- [EXERCISE DIRECTIONS] All of the entries must be reproduced exactly, with no images carried over.
>> start GIVEN ENTRIES
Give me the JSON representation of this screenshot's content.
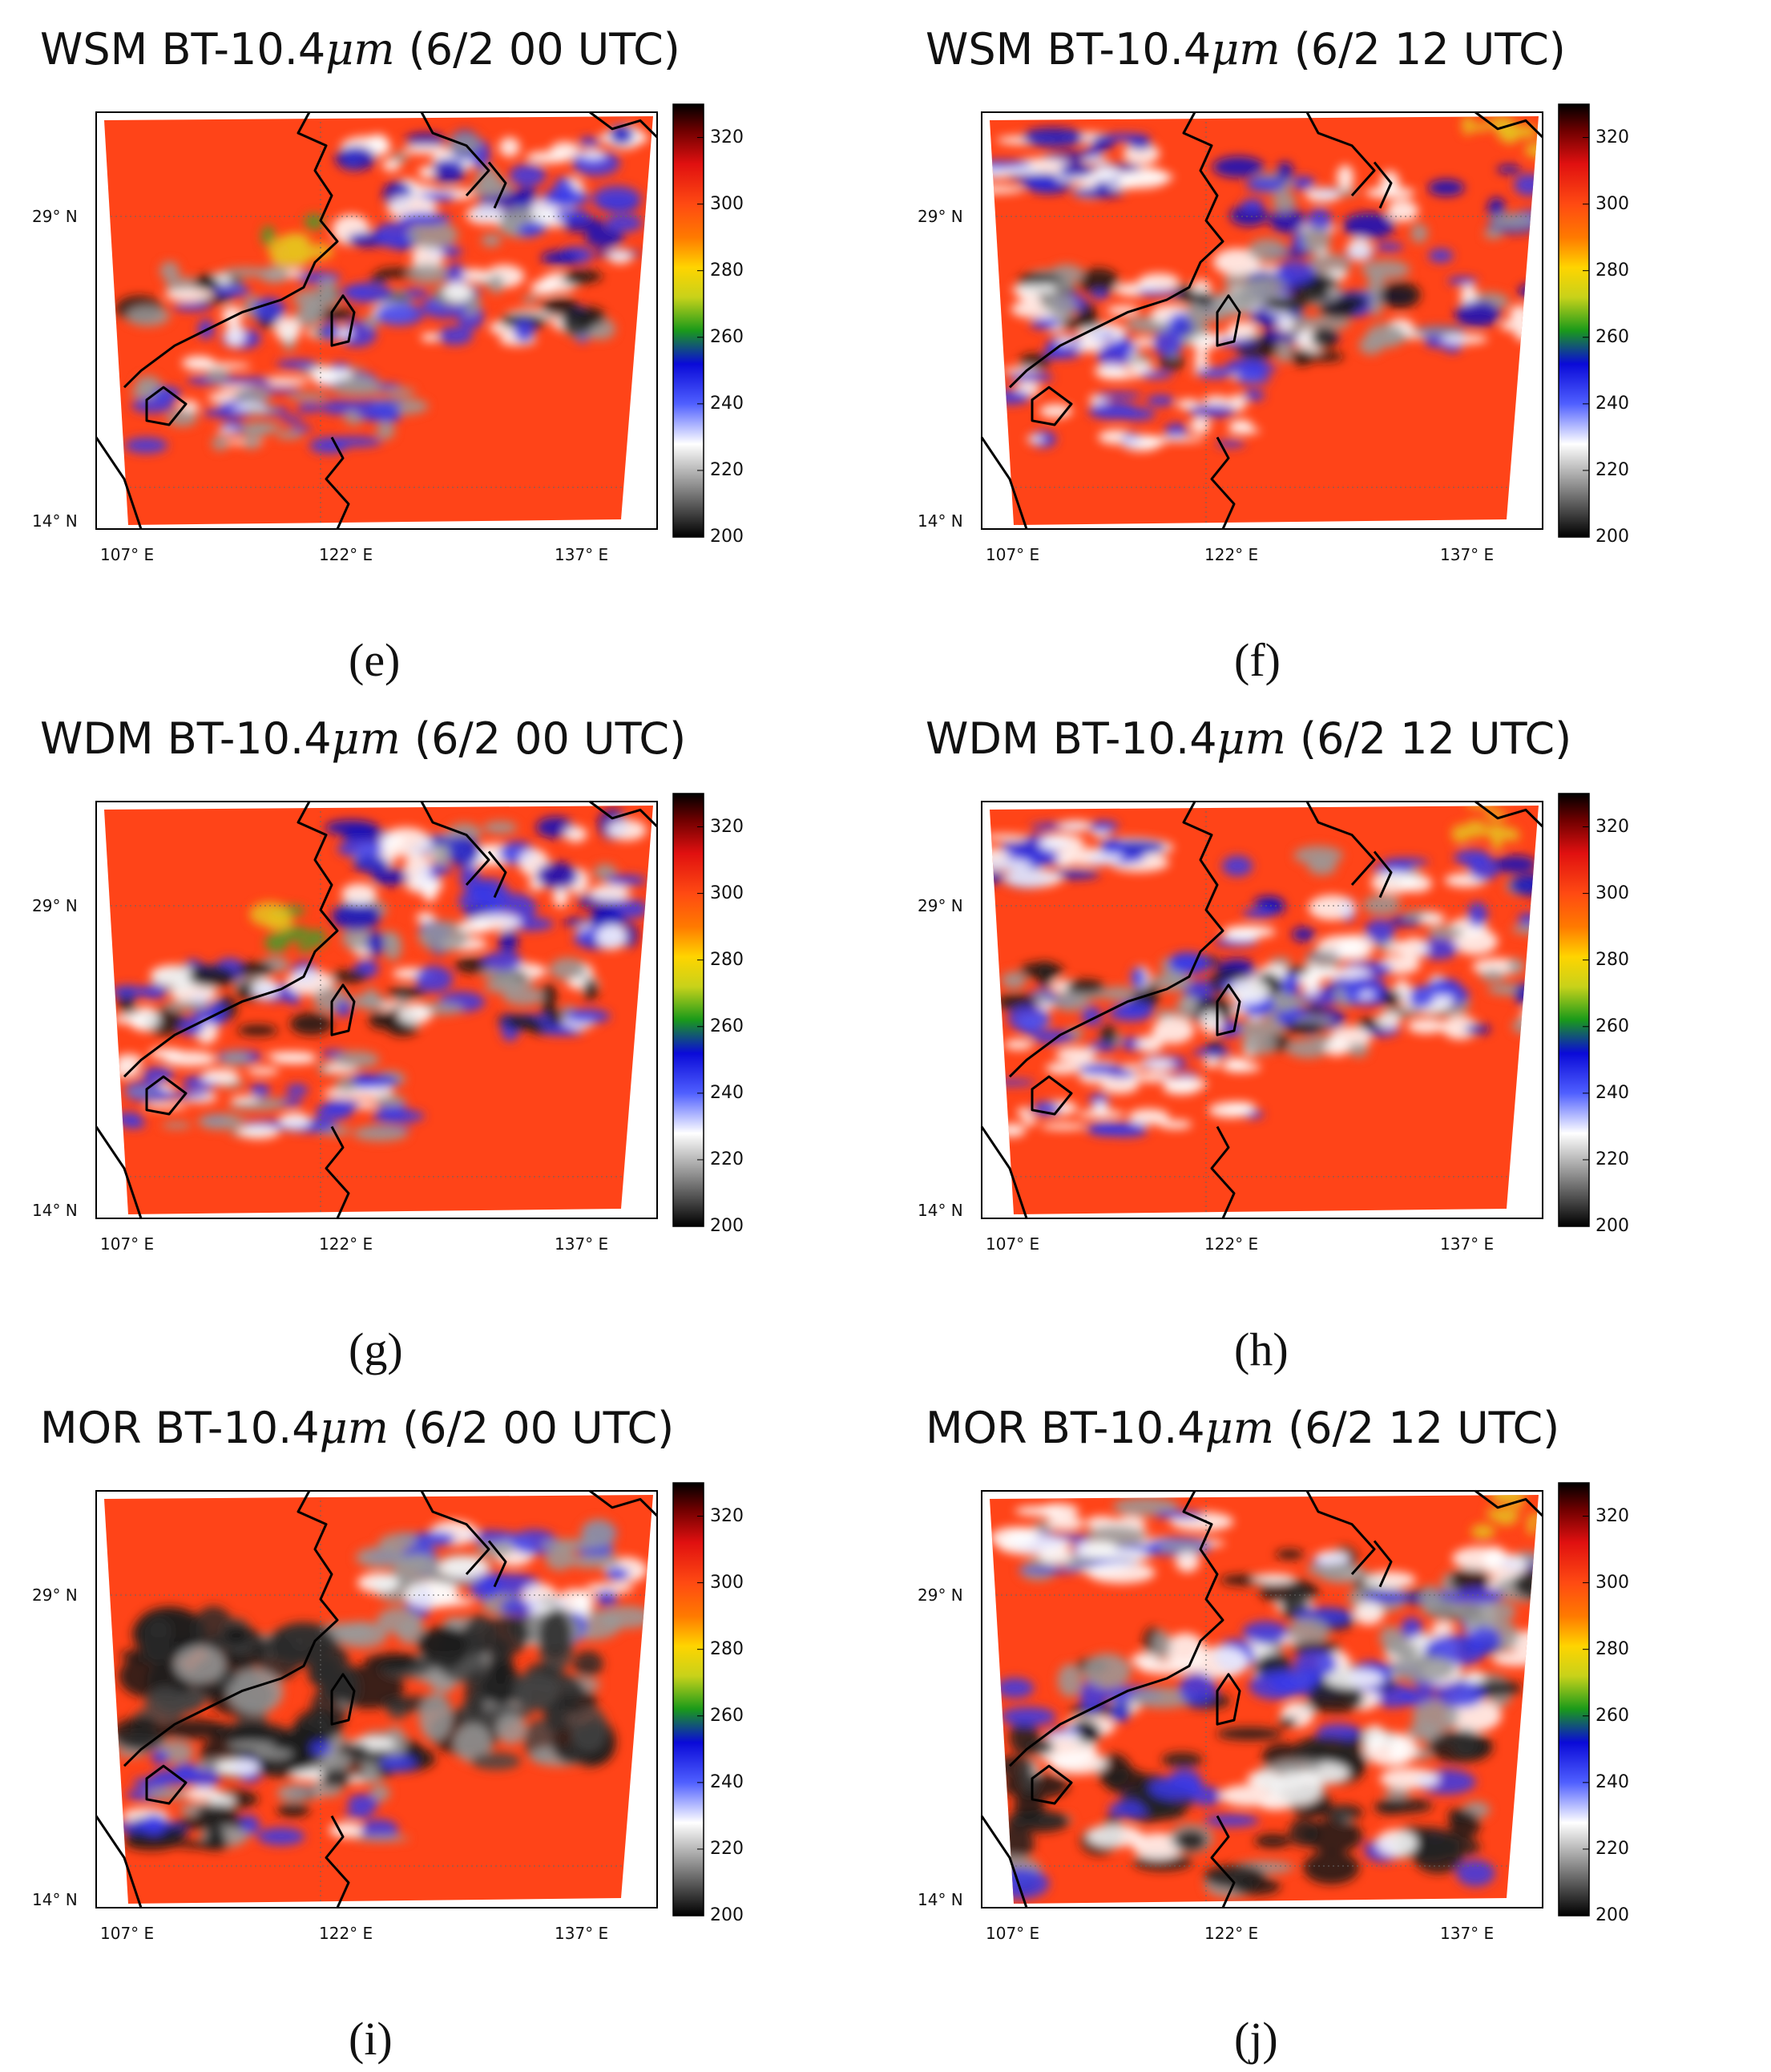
{
  "figure": {
    "panels": [
      {
        "id": "e",
        "model": "WSM",
        "variable": "BT-10.4",
        "unit": "μm",
        "time": "(6/2 00 UTC)",
        "caption": "(e)",
        "regime": "w00"
      },
      {
        "id": "f",
        "model": "WSM",
        "variable": "BT-10.4",
        "unit": "μm",
        "time": "(6/2 12 UTC)",
        "caption": "(f)",
        "regime": "w12"
      },
      {
        "id": "g",
        "model": "WDM",
        "variable": "BT-10.4",
        "unit": "μm",
        "time": "(6/2 00 UTC)",
        "caption": "(g)",
        "regime": "w00"
      },
      {
        "id": "h",
        "model": "WDM",
        "variable": "BT-10.4",
        "unit": "μm",
        "time": "(6/2 12 UTC)",
        "caption": "(h)",
        "regime": "w12"
      },
      {
        "id": "i",
        "model": "MOR",
        "variable": "BT-10.4",
        "unit": "μm",
        "time": "(6/2 00 UTC)",
        "caption": "(i)",
        "regime": "m00"
      },
      {
        "id": "j",
        "model": "MOR",
        "variable": "BT-10.4",
        "unit": "μm",
        "time": "(6/2 12 UTC)",
        "caption": "(j)",
        "regime": "m12"
      }
    ],
    "lat_ticks": [
      "29° N",
      "14° N"
    ],
    "lon_ticks": [
      "107° E",
      "122° E",
      "137° E"
    ],
    "colorbar": {
      "ticks": [
        "320",
        "300",
        "280",
        "260",
        "240",
        "220",
        "200"
      ],
      "range": [
        200,
        330
      ],
      "stops": [
        {
          "v": 200,
          "c": "#000000"
        },
        {
          "v": 215,
          "c": "#8a8a8a"
        },
        {
          "v": 228,
          "c": "#ffffff"
        },
        {
          "v": 240,
          "c": "#4f5fff"
        },
        {
          "v": 252,
          "c": "#0a0ad8"
        },
        {
          "v": 262,
          "c": "#1a9a1a"
        },
        {
          "v": 272,
          "c": "#c8d21a"
        },
        {
          "v": 281,
          "c": "#ffd400"
        },
        {
          "v": 290,
          "c": "#ff7a00"
        },
        {
          "v": 300,
          "c": "#ff4a12"
        },
        {
          "v": 312,
          "c": "#e01010"
        },
        {
          "v": 322,
          "c": "#700000"
        },
        {
          "v": 330,
          "c": "#000000"
        }
      ]
    },
    "colors": {
      "sea_warm": "#ff4418",
      "mid_cold": "#3a3ae8",
      "deep_cold": "#111111",
      "gray": "#b8b8b8",
      "coast": "#000000"
    }
  }
}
>> end GIVEN ENTRIES
- [WRITTEN SOLUTION]
Give me the JSON representation of this screenshot's content.
{
  "figure": {
    "panels": [
      {
        "id": "e",
        "model": "WSM",
        "variable": "BT-10.4",
        "unit": "μm",
        "time": "(6/2 00 UTC)",
        "caption": "(e)",
        "regime": "w00"
      },
      {
        "id": "f",
        "model": "WSM",
        "variable": "BT-10.4",
        "unit": "μm",
        "time": "(6/2 12 UTC)",
        "caption": "(f)",
        "regime": "w12"
      },
      {
        "id": "g",
        "model": "WDM",
        "variable": "BT-10.4",
        "unit": "μm",
        "time": "(6/2 00 UTC)",
        "caption": "(g)",
        "regime": "w00"
      },
      {
        "id": "h",
        "model": "WDM",
        "variable": "BT-10.4",
        "unit": "μm",
        "time": "(6/2 12 UTC)",
        "caption": "(h)",
        "regime": "w12"
      },
      {
        "id": "i",
        "model": "MOR",
        "variable": "BT-10.4",
        "unit": "μm",
        "time": "(6/2 00 UTC)",
        "caption": "(i)",
        "regime": "m00"
      },
      {
        "id": "j",
        "model": "MOR",
        "variable": "BT-10.4",
        "unit": "μm",
        "time": "(6/2 12 UTC)",
        "caption": "(j)",
        "regime": "m12"
      }
    ],
    "lat_ticks": [
      "29° N",
      "14° N"
    ],
    "lon_ticks": [
      "107° E",
      "122° E",
      "137° E"
    ],
    "colorbar": {
      "ticks": [
        "320",
        "300",
        "280",
        "260",
        "240",
        "220",
        "200"
      ],
      "range": [
        200,
        330
      ],
      "stops": [
        {
          "v": 200,
          "c": "#000000"
        },
        {
          "v": 215,
          "c": "#8a8a8a"
        },
        {
          "v": 228,
          "c": "#ffffff"
        },
        {
          "v": 240,
          "c": "#4f5fff"
        },
        {
          "v": 252,
          "c": "#0a0ad8"
        },
        {
          "v": 262,
          "c": "#1a9a1a"
        },
        {
          "v": 272,
          "c": "#c8d21a"
        },
        {
          "v": 281,
          "c": "#ffd400"
        },
        {
          "v": 290,
          "c": "#ff7a00"
        },
        {
          "v": 300,
          "c": "#ff4a12"
        },
        {
          "v": 312,
          "c": "#e01010"
        },
        {
          "v": 322,
          "c": "#700000"
        },
        {
          "v": 330,
          "c": "#000000"
        }
      ]
    },
    "colors": {
      "sea_warm": "#ff4418",
      "mid_cold": "#3a3ae8",
      "deep_cold": "#111111",
      "gray": "#b8b8b8",
      "coast": "#000000"
    }
  }
}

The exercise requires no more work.